§ **Written task**
All records are to be retyped faithfully and completely.

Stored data
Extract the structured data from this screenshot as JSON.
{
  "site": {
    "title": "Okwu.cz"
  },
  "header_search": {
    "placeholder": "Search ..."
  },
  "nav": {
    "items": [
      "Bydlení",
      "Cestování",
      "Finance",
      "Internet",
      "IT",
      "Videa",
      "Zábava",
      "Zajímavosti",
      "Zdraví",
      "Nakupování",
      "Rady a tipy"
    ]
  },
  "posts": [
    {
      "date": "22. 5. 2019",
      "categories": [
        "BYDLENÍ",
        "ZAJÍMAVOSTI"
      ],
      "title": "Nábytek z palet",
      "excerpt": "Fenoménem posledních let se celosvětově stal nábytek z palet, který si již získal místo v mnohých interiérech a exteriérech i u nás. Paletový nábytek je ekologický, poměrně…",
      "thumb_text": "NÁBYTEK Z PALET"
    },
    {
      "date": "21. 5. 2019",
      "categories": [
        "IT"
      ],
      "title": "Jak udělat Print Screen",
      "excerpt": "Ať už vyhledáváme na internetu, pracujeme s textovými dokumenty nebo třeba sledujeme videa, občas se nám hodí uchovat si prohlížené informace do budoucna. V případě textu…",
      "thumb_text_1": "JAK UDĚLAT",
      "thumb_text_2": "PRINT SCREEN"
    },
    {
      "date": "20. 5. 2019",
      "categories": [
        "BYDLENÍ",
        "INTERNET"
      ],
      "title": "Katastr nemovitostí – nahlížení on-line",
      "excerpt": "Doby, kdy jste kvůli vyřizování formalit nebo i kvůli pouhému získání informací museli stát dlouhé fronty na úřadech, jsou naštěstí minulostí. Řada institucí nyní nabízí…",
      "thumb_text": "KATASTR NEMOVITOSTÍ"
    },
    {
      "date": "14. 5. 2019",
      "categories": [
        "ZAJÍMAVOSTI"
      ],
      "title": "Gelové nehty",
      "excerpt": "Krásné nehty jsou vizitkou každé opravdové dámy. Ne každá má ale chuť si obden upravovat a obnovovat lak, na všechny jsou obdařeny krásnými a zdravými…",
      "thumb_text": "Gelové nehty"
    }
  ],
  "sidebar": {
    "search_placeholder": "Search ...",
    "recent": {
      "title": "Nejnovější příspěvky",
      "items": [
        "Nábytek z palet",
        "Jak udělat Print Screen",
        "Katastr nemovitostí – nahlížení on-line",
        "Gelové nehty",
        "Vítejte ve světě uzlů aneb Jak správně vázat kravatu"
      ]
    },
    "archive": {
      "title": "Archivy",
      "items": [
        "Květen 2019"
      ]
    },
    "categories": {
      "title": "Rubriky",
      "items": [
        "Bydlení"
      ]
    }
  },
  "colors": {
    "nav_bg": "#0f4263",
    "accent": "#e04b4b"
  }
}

§ **Answer in full**
Extract the structured data from this screenshot as JSON.
{
  "site": {
    "title": "Okwu.cz"
  },
  "header_search": {
    "placeholder": "Search ..."
  },
  "nav": {
    "items": [
      "Bydlení",
      "Cestování",
      "Finance",
      "Internet",
      "IT",
      "Videa",
      "Zábava",
      "Zajímavosti",
      "Zdraví",
      "Nakupování",
      "Rady a tipy"
    ]
  },
  "posts": [
    {
      "date": "22. 5. 2019",
      "categories": [
        "BYDLENÍ",
        "ZAJÍMAVOSTI"
      ],
      "title": "Nábytek z palet",
      "excerpt": "Fenoménem posledních let se celosvětově stal nábytek z palet, který si již získal místo v mnohých interiérech a exteriérech i u nás. Paletový nábytek je ekologický, poměrně…",
      "thumb_text": "NÁBYTEK Z PALET"
    },
    {
      "date": "21. 5. 2019",
      "categories": [
        "IT"
      ],
      "title": "Jak udělat Print Screen",
      "excerpt": "Ať už vyhledáváme na internetu, pracujeme s textovými dokumenty nebo třeba sledujeme videa, občas se nám hodí uchovat si prohlížené informace do budoucna. V případě textu…",
      "thumb_text_1": "JAK UDĚLAT",
      "thumb_text_2": "PRINT SCREEN"
    },
    {
      "date": "20. 5. 2019",
      "categories": [
        "BYDLENÍ",
        "INTERNET"
      ],
      "title": "Katastr nemovitostí – nahlížení on-line",
      "excerpt": "Doby, kdy jste kvůli vyřizování formalit nebo i kvůli pouhému získání informací museli stát dlouhé fronty na úřadech, jsou naštěstí minulostí. Řada institucí nyní nabízí…",
      "thumb_text": "KATASTR NEMOVITOSTÍ"
    },
    {
      "date": "14. 5. 2019",
      "categories": [
        "ZAJÍMAVOSTI"
      ],
      "title": "Gelové nehty",
      "excerpt": "Krásné nehty jsou vizitkou každé opravdové dámy. Ne každá má ale chuť si obden upravovat a obnovovat lak, na všechny jsou obdařeny krásnými a zdravými…",
      "thumb_text": "Gelové nehty"
    }
  ],
  "sidebar": {
    "search_placeholder": "Search ...",
    "recent": {
      "title": "Nejnovější příspěvky",
      "items": [
        "Nábytek z palet",
        "Jak udělat Print Screen",
        "Katastr nemovitostí – nahlížení on-line",
        "Gelové nehty",
        "Vítejte ve světě uzlů aneb Jak správně vázat kravatu"
      ]
    },
    "archive": {
      "title": "Archivy",
      "items": [
        "Květen 2019"
      ]
    },
    "categories": {
      "title": "Rubriky",
      "items": [
        "Bydlení"
      ]
    }
  },
  "colors": {
    "nav_bg": "#0f4263",
    "accent": "#e04b4b"
  }
}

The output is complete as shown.